Written instruction –
Please change "FancyBboxPatch shape" to "Rounded box" in the listing below, everything from its first line down through the line containing "Text: 710: 710 xyxy=(318,67,342,81)", and give those lines back with nothing else altered.

Raw records –
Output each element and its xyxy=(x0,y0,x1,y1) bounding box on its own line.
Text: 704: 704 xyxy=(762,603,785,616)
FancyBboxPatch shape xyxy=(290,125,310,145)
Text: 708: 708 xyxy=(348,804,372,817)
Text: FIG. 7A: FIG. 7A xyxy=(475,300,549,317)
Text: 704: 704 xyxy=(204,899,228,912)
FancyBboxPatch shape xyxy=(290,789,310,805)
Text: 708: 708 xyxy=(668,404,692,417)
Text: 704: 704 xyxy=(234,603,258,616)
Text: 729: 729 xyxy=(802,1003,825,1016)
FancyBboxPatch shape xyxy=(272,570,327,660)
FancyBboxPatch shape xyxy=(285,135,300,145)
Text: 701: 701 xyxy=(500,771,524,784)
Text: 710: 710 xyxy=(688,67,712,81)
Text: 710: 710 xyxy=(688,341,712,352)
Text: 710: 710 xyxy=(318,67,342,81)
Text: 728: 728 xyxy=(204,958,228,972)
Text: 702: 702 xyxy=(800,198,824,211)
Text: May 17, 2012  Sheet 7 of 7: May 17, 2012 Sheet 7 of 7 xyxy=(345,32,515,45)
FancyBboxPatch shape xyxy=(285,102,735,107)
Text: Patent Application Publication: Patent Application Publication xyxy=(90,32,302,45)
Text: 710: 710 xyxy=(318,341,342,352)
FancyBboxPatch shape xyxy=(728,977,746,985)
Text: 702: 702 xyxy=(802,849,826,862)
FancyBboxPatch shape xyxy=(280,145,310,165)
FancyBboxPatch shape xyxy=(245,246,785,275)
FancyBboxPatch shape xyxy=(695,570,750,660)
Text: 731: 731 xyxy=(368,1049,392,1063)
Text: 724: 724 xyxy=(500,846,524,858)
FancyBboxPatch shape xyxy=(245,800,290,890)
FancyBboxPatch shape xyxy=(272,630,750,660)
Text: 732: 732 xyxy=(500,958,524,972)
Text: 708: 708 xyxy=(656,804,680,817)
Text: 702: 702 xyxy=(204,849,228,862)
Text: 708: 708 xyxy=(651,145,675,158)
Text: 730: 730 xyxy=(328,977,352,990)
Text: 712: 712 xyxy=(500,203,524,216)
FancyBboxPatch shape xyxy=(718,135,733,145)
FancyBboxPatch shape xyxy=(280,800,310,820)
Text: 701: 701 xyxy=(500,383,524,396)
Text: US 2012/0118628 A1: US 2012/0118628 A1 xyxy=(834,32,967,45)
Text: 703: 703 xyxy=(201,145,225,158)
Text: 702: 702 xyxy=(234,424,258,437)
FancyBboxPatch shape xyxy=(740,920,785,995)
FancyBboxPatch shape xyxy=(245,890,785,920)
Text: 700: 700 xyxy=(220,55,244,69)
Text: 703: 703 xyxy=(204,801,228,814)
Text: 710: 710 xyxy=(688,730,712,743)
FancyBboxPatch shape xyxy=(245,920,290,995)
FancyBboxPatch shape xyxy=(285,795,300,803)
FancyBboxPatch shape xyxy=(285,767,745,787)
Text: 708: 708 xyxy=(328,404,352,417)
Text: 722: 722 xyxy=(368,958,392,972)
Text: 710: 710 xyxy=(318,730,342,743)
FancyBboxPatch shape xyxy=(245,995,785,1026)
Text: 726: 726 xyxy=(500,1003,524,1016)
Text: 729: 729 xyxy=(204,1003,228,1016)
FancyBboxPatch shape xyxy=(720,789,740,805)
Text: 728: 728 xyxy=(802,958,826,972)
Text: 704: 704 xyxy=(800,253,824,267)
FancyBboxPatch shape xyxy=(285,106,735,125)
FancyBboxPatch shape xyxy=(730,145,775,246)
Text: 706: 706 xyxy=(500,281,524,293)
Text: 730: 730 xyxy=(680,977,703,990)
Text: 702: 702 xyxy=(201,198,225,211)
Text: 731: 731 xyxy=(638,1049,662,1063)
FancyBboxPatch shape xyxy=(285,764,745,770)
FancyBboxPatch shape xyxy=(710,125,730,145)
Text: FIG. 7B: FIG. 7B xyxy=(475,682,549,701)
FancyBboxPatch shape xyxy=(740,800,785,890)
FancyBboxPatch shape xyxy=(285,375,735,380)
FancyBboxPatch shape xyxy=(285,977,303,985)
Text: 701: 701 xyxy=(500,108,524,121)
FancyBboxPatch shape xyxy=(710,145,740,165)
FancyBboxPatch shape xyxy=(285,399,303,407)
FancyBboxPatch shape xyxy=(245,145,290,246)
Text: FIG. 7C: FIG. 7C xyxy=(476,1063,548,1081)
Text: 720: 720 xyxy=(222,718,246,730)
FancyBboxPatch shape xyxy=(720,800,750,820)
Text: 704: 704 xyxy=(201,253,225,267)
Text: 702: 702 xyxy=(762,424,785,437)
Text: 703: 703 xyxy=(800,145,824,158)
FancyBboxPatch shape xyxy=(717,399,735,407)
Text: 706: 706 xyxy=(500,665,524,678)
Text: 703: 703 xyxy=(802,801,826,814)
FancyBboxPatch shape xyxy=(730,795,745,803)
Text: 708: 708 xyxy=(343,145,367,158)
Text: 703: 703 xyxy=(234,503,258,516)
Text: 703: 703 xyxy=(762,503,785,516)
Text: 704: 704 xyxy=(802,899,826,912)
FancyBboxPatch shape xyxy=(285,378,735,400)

Exercise result –
Output each element and its xyxy=(x0,y0,x1,y1) bounding box on its own line.
Text: 704: 704 xyxy=(762,603,785,616)
Rounded box xyxy=(290,125,310,145)
Text: 708: 708 xyxy=(348,804,372,817)
Text: FIG. 7A: FIG. 7A xyxy=(475,300,549,317)
Text: 704: 704 xyxy=(204,899,228,912)
Rounded box xyxy=(290,789,310,805)
Text: 708: 708 xyxy=(668,404,692,417)
Text: 704: 704 xyxy=(234,603,258,616)
Text: 729: 729 xyxy=(802,1003,825,1016)
Rounded box xyxy=(272,570,327,660)
Rounded box xyxy=(285,135,300,145)
Text: 701: 701 xyxy=(500,771,524,784)
Text: 710: 710 xyxy=(688,67,712,81)
Text: 710: 710 xyxy=(688,341,712,352)
Text: 710: 710 xyxy=(318,67,342,81)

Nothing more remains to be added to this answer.